PROBLEM TO SOLVE
State the number of lines in these records holding "либо". Say nothing more.

[Dataset items]
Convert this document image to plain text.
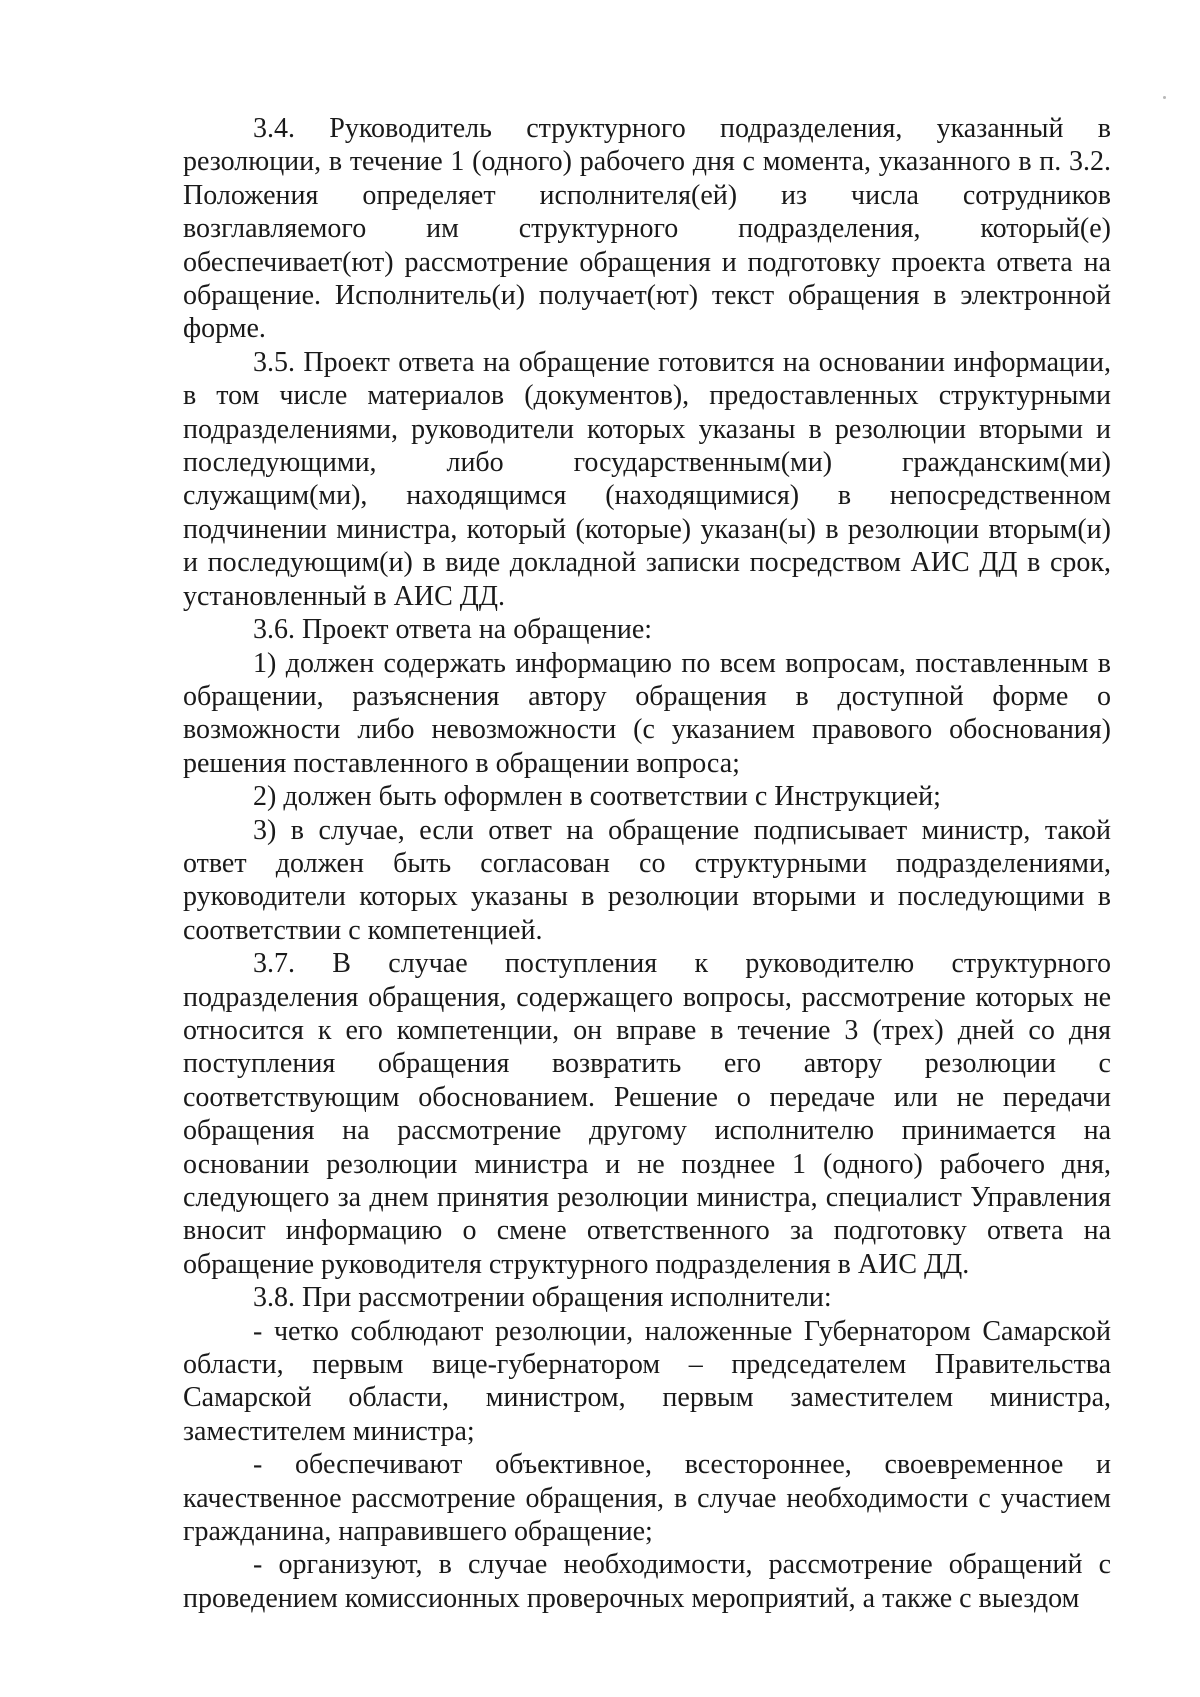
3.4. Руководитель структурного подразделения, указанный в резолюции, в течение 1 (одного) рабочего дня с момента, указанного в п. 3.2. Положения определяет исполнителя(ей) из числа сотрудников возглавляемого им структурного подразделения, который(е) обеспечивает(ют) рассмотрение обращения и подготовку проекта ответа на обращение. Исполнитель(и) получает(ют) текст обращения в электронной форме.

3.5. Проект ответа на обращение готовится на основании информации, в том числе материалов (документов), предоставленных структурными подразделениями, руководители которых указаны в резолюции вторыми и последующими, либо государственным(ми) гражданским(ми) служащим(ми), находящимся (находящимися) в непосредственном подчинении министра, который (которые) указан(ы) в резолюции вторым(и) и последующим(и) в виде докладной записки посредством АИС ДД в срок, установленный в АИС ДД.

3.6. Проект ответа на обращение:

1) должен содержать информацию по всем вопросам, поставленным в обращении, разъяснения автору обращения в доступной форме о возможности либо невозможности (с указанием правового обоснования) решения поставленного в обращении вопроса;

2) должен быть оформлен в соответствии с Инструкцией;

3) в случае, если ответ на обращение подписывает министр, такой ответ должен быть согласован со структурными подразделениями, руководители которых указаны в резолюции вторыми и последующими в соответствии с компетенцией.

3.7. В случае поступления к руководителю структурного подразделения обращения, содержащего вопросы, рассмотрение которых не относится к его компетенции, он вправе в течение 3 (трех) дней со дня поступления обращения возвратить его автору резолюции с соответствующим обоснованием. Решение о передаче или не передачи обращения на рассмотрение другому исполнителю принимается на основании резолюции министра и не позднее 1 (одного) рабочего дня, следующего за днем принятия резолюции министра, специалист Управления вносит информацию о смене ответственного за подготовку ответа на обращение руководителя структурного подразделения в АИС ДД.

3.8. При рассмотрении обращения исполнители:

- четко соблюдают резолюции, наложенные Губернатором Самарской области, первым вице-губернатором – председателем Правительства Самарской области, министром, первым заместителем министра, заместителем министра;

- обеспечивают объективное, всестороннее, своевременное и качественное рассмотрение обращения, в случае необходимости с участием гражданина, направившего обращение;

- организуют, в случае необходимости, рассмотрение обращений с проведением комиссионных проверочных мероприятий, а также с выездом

RESPONSE
2